▶ **PROBLEM REQUIREMENTS**: Filter the records below down to lines containing "JSON".

Rows from a dataset
╔══
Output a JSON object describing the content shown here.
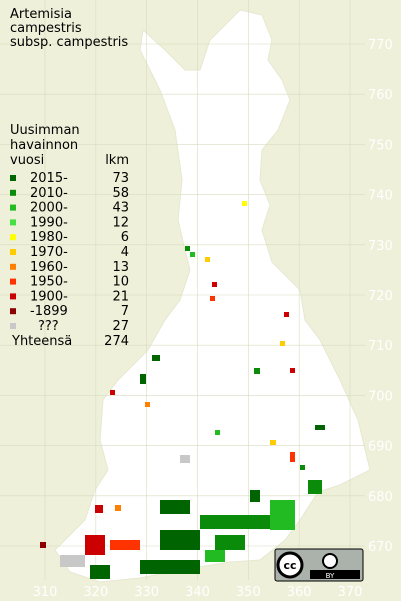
{
  "title": [
    "Artemisia",
    "campestris",
    "subsp. campestris"
  ],
  "legend": {
    "header": [
      "Uusimman",
      "havainnon"
    ],
    "col_year": "vuosi",
    "col_count": "lkm",
    "rows": [
      {
        "label": "2015-",
        "count": 73,
        "color": "#006400"
      },
      {
        "label": "2010-",
        "count": 58,
        "color": "#0a8c0a"
      },
      {
        "label": "2000-",
        "count": 43,
        "color": "#22bb22"
      },
      {
        "label": "1990-",
        "count": 12,
        "color": "#44e044"
      },
      {
        "label": "1980-",
        "count": 6,
        "color": "#ffff00"
      },
      {
        "label": "1970-",
        "count": 4,
        "color": "#ffcc00"
      },
      {
        "label": "1960-",
        "count": 13,
        "color": "#ff8000"
      },
      {
        "label": "1950-",
        "count": 10,
        "color": "#ff3300"
      },
      {
        "label": "1900-",
        "count": 21,
        "color": "#cc0000"
      },
      {
        "label": "-1899",
        "count": 7,
        "color": "#8b0000"
      },
      {
        "label": "???",
        "count": 27,
        "color": "#c8c8c8"
      }
    ],
    "total_label": "Yhteensä",
    "total": 274
  },
  "grid": {
    "north": [
      770,
      760,
      750,
      740,
      730,
      720,
      710,
      700,
      690,
      680,
      670
    ],
    "east": [
      310,
      320,
      330,
      340,
      350,
      360,
      370
    ]
  },
  "license": {
    "cc": "cc",
    "by": "BY"
  }
}
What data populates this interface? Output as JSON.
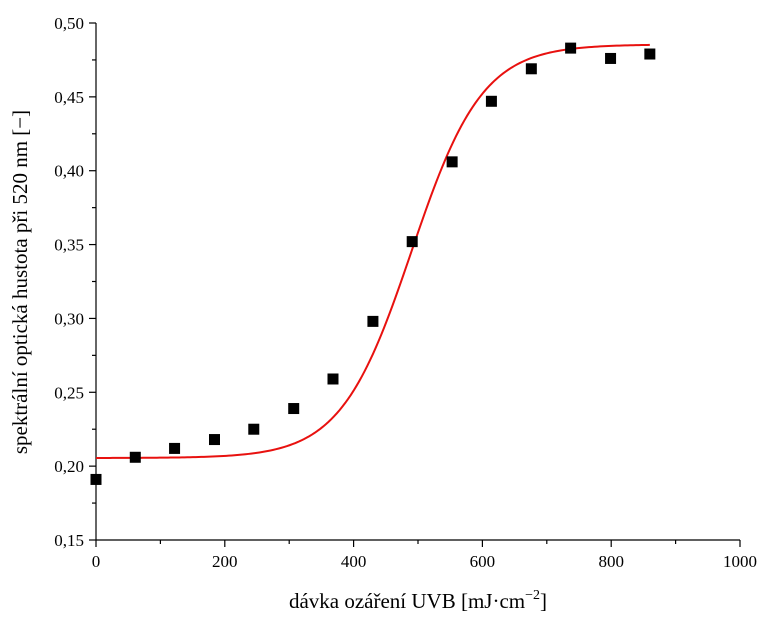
{
  "chart_data": {
    "type": "scatter",
    "title": "",
    "xlabel": "dávka ozáření UVB [mJ·cm",
    "xlabel_sup": "−2",
    "xlabel_end": "]",
    "ylabel": "spektrální optická hustota při 520 nm [−]",
    "xlim": [
      0,
      1000
    ],
    "ylim": [
      0.15,
      0.5
    ],
    "x_ticks": [
      0,
      200,
      400,
      600,
      800,
      1000
    ],
    "x_tick_labels": [
      "0",
      "200",
      "400",
      "600",
      "800",
      "1000"
    ],
    "y_ticks": [
      0.15,
      0.2,
      0.25,
      0.3,
      0.35,
      0.4,
      0.45,
      0.5
    ],
    "y_tick_labels": [
      "0,15",
      "0,20",
      "0,25",
      "0,30",
      "0,35",
      "0,40",
      "0,45",
      "0,50"
    ],
    "grid": false,
    "series": [
      {
        "kind": "points",
        "marker": "square",
        "color": "#000000",
        "x": [
          0,
          61,
          122,
          184,
          245,
          307,
          368,
          430,
          491,
          553,
          614,
          676,
          737,
          799,
          860
        ],
        "y": [
          0.191,
          0.206,
          0.212,
          0.218,
          0.225,
          0.239,
          0.259,
          0.298,
          0.352,
          0.406,
          0.447,
          0.469,
          0.483,
          0.476,
          0.479
        ]
      },
      {
        "kind": "fit",
        "color": "#e8110f",
        "model": "boltzmann",
        "A1": 0.2055,
        "A2": 0.4855,
        "x0": 490,
        "dx": 55,
        "x_range": [
          0,
          860
        ]
      }
    ]
  }
}
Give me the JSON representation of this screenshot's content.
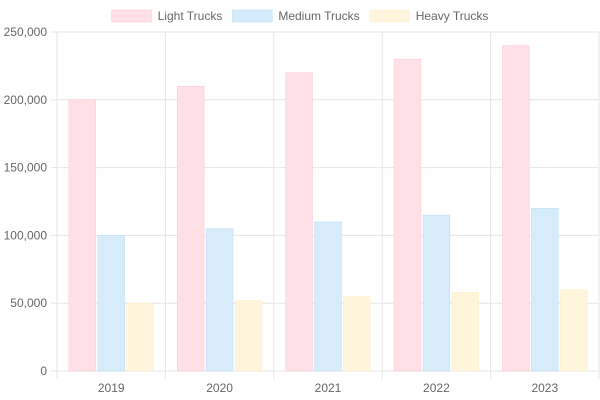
{
  "chart_data": {
    "type": "bar",
    "categories": [
      "2019",
      "2020",
      "2021",
      "2022",
      "2023"
    ],
    "series": [
      {
        "name": "Light Trucks",
        "values": [
          200000,
          210000,
          220000,
          230000,
          240000
        ],
        "fill": "#ffe0e6",
        "stroke": "#ffb1c1"
      },
      {
        "name": "Medium Trucks",
        "values": [
          100000,
          105000,
          110000,
          115000,
          120000
        ],
        "fill": "#d7ecfb",
        "stroke": "#9ad0f5"
      },
      {
        "name": "Heavy Trucks",
        "values": [
          50000,
          52000,
          55000,
          58000,
          60000
        ],
        "fill": "#fff5dd",
        "stroke": "#ffe6aa"
      }
    ],
    "y_ticks": [
      "0",
      "50,000",
      "100,000",
      "150,000",
      "200,000",
      "250,000"
    ],
    "ylim": [
      0,
      250000
    ],
    "grid": true,
    "legend_position": "top-center",
    "colors": {
      "grid": "#e5e5e5",
      "axis_text": "#666666"
    }
  }
}
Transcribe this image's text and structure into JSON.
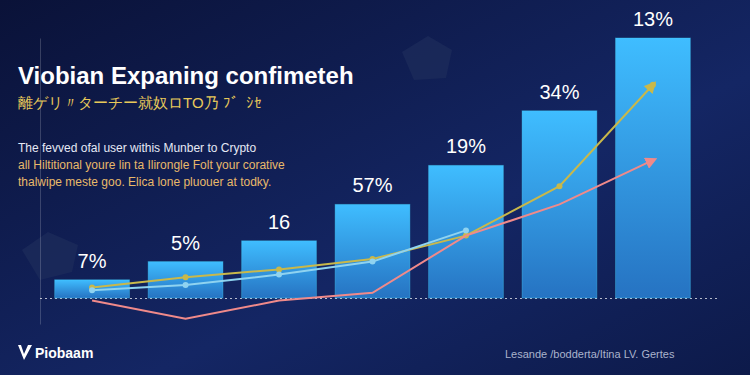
{
  "chart_data": {
    "type": "bar",
    "title": "Viobian Expaning confimeteh",
    "subtitle": "離ゲリ〃ターチー就奴ロTO乃 ﾌ゛ｼｾ",
    "description": [
      "The fevved ofal user withis Munber to Crypto",
      "all Hiltitional youre lin ta Ilirongle Folt your corative",
      "thalwipe meste goo. Elica lone pluouer at todky."
    ],
    "logo": "Piobaam",
    "footer": "Lesande /bodderta/Itina LV. Gertes",
    "categories": [
      null,
      null,
      null,
      null,
      null,
      null,
      null
    ],
    "values": [
      7,
      14,
      22,
      36,
      51,
      72,
      100
    ],
    "annotations": [
      "7%",
      "5%",
      "16",
      "57%",
      "19%",
      "34%",
      "13%"
    ],
    "color": "#2f8ef0",
    "series": [
      {
        "type": "line",
        "color": "#c9b84a",
        "marker": "circle",
        "line_style": "arrow",
        "values": [
          4,
          8,
          11,
          15,
          24,
          43,
          82
        ]
      },
      {
        "type": "line",
        "color": "#8fd3f0",
        "marker": "circle",
        "line_style": "solid",
        "values": [
          3,
          5,
          9,
          14,
          26,
          null,
          null
        ]
      },
      {
        "type": "line",
        "color": "#f08a8a",
        "line_style": "arrow",
        "values": [
          -1,
          -8,
          -1,
          2,
          24,
          36,
          53
        ]
      }
    ],
    "ylim": [
      -10,
      100
    ],
    "yticks": [
      0
    ],
    "grid": true,
    "tick_labels": false
  }
}
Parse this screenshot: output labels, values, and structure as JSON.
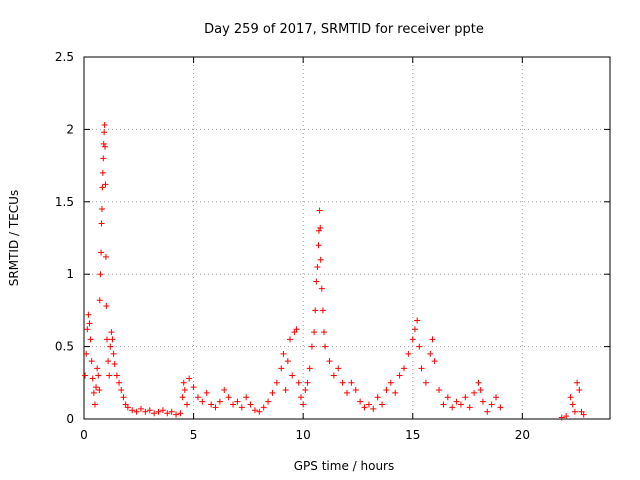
{
  "chart_data": {
    "type": "scatter",
    "title": "Day 259 of 2017, SRMTID for receiver ppte",
    "xlabel": "GPS time / hours",
    "ylabel": "SRMTID / TECUs",
    "xlim": [
      0,
      24
    ],
    "ylim": [
      0,
      2.5
    ],
    "xticks": [
      0,
      5,
      10,
      15,
      20
    ],
    "xtick_labels": [
      "0",
      "5",
      "10",
      "15",
      "20"
    ],
    "yticks": [
      0,
      0.5,
      1,
      1.5,
      2,
      2.5
    ],
    "ytick_labels": [
      "0",
      "0.5",
      "1",
      "1.5",
      "2",
      "2.5"
    ],
    "grid": true,
    "marker": "+",
    "color": "#ff0000",
    "series": [
      {
        "name": "SRMTID",
        "points": [
          [
            0.05,
            0.3
          ],
          [
            0.1,
            0.45
          ],
          [
            0.15,
            0.62
          ],
          [
            0.2,
            0.72
          ],
          [
            0.25,
            0.66
          ],
          [
            0.3,
            0.55
          ],
          [
            0.35,
            0.4
          ],
          [
            0.4,
            0.28
          ],
          [
            0.45,
            0.18
          ],
          [
            0.5,
            0.1
          ],
          [
            0.55,
            0.22
          ],
          [
            0.6,
            0.35
          ],
          [
            0.65,
            0.3
          ],
          [
            0.7,
            0.2
          ],
          [
            0.72,
            0.82
          ],
          [
            0.75,
            1.0
          ],
          [
            0.78,
            1.15
          ],
          [
            0.8,
            1.35
          ],
          [
            0.82,
            1.45
          ],
          [
            0.84,
            1.6
          ],
          [
            0.86,
            1.7
          ],
          [
            0.88,
            1.8
          ],
          [
            0.9,
            1.9
          ],
          [
            0.92,
            1.98
          ],
          [
            0.94,
            2.03
          ],
          [
            0.96,
            1.88
          ],
          [
            0.98,
            1.62
          ],
          [
            1.0,
            1.12
          ],
          [
            1.02,
            0.78
          ],
          [
            1.05,
            0.55
          ],
          [
            1.1,
            0.4
          ],
          [
            1.15,
            0.3
          ],
          [
            1.2,
            0.5
          ],
          [
            1.25,
            0.6
          ],
          [
            1.3,
            0.55
          ],
          [
            1.35,
            0.45
          ],
          [
            1.4,
            0.38
          ],
          [
            1.5,
            0.3
          ],
          [
            1.6,
            0.25
          ],
          [
            1.7,
            0.2
          ],
          [
            1.8,
            0.15
          ],
          [
            1.9,
            0.1
          ],
          [
            2.0,
            0.08
          ],
          [
            2.2,
            0.06
          ],
          [
            2.4,
            0.05
          ],
          [
            2.6,
            0.07
          ],
          [
            2.8,
            0.05
          ],
          [
            3.0,
            0.06
          ],
          [
            3.2,
            0.04
          ],
          [
            3.4,
            0.05
          ],
          [
            3.6,
            0.06
          ],
          [
            3.8,
            0.04
          ],
          [
            4.0,
            0.05
          ],
          [
            4.2,
            0.03
          ],
          [
            4.4,
            0.04
          ],
          [
            4.5,
            0.15
          ],
          [
            4.55,
            0.25
          ],
          [
            4.6,
            0.2
          ],
          [
            4.7,
            0.1
          ],
          [
            4.8,
            0.28
          ],
          [
            5.0,
            0.22
          ],
          [
            5.2,
            0.15
          ],
          [
            5.4,
            0.12
          ],
          [
            5.6,
            0.18
          ],
          [
            5.8,
            0.1
          ],
          [
            6.0,
            0.08
          ],
          [
            6.2,
            0.12
          ],
          [
            6.4,
            0.2
          ],
          [
            6.6,
            0.15
          ],
          [
            6.8,
            0.1
          ],
          [
            7.0,
            0.12
          ],
          [
            7.2,
            0.08
          ],
          [
            7.4,
            0.15
          ],
          [
            7.6,
            0.1
          ],
          [
            7.8,
            0.06
          ],
          [
            8.0,
            0.05
          ],
          [
            8.2,
            0.08
          ],
          [
            8.4,
            0.12
          ],
          [
            8.6,
            0.18
          ],
          [
            8.8,
            0.25
          ],
          [
            9.0,
            0.35
          ],
          [
            9.1,
            0.45
          ],
          [
            9.2,
            0.2
          ],
          [
            9.3,
            0.4
          ],
          [
            9.4,
            0.55
          ],
          [
            9.5,
            0.3
          ],
          [
            9.6,
            0.6
          ],
          [
            9.7,
            0.62
          ],
          [
            9.8,
            0.25
          ],
          [
            9.9,
            0.15
          ],
          [
            10.0,
            0.1
          ],
          [
            10.1,
            0.2
          ],
          [
            10.2,
            0.25
          ],
          [
            10.3,
            0.35
          ],
          [
            10.4,
            0.5
          ],
          [
            10.5,
            0.6
          ],
          [
            10.55,
            0.75
          ],
          [
            10.6,
            0.95
          ],
          [
            10.65,
            1.05
          ],
          [
            10.7,
            1.2
          ],
          [
            10.72,
            1.3
          ],
          [
            10.75,
            1.44
          ],
          [
            10.78,
            1.32
          ],
          [
            10.8,
            1.1
          ],
          [
            10.85,
            0.9
          ],
          [
            10.9,
            0.75
          ],
          [
            10.95,
            0.6
          ],
          [
            11.0,
            0.5
          ],
          [
            11.2,
            0.4
          ],
          [
            11.4,
            0.3
          ],
          [
            11.6,
            0.35
          ],
          [
            11.8,
            0.25
          ],
          [
            12.0,
            0.18
          ],
          [
            12.2,
            0.25
          ],
          [
            12.4,
            0.2
          ],
          [
            12.6,
            0.12
          ],
          [
            12.8,
            0.08
          ],
          [
            13.0,
            0.1
          ],
          [
            13.2,
            0.07
          ],
          [
            13.4,
            0.15
          ],
          [
            13.6,
            0.1
          ],
          [
            13.8,
            0.2
          ],
          [
            14.0,
            0.25
          ],
          [
            14.2,
            0.18
          ],
          [
            14.4,
            0.3
          ],
          [
            14.6,
            0.35
          ],
          [
            14.8,
            0.45
          ],
          [
            15.0,
            0.55
          ],
          [
            15.1,
            0.62
          ],
          [
            15.2,
            0.68
          ],
          [
            15.3,
            0.5
          ],
          [
            15.4,
            0.35
          ],
          [
            15.6,
            0.25
          ],
          [
            15.8,
            0.45
          ],
          [
            15.9,
            0.55
          ],
          [
            16.0,
            0.4
          ],
          [
            16.2,
            0.2
          ],
          [
            16.4,
            0.1
          ],
          [
            16.6,
            0.15
          ],
          [
            16.8,
            0.08
          ],
          [
            17.0,
            0.12
          ],
          [
            17.2,
            0.1
          ],
          [
            17.4,
            0.15
          ],
          [
            17.6,
            0.08
          ],
          [
            17.8,
            0.18
          ],
          [
            18.0,
            0.25
          ],
          [
            18.1,
            0.2
          ],
          [
            18.2,
            0.12
          ],
          [
            18.4,
            0.05
          ],
          [
            18.6,
            0.1
          ],
          [
            18.8,
            0.15
          ],
          [
            19.0,
            0.08
          ],
          [
            21.8,
            0.01
          ],
          [
            22.0,
            0.02
          ],
          [
            22.2,
            0.15
          ],
          [
            22.3,
            0.1
          ],
          [
            22.4,
            0.05
          ],
          [
            22.5,
            0.25
          ],
          [
            22.6,
            0.2
          ],
          [
            22.7,
            0.05
          ],
          [
            22.8,
            0.03
          ]
        ]
      }
    ]
  }
}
╚══
▶ **FULL OUTPUT**:
Output a JSON object describing the content shown here.
What data populates this interface? Output as JSON.
Give me the JSON representation of this screenshot's content.
Transcribe this image's text and structure into JSON.
Parse this screenshot: output labels, values, and structure as JSON.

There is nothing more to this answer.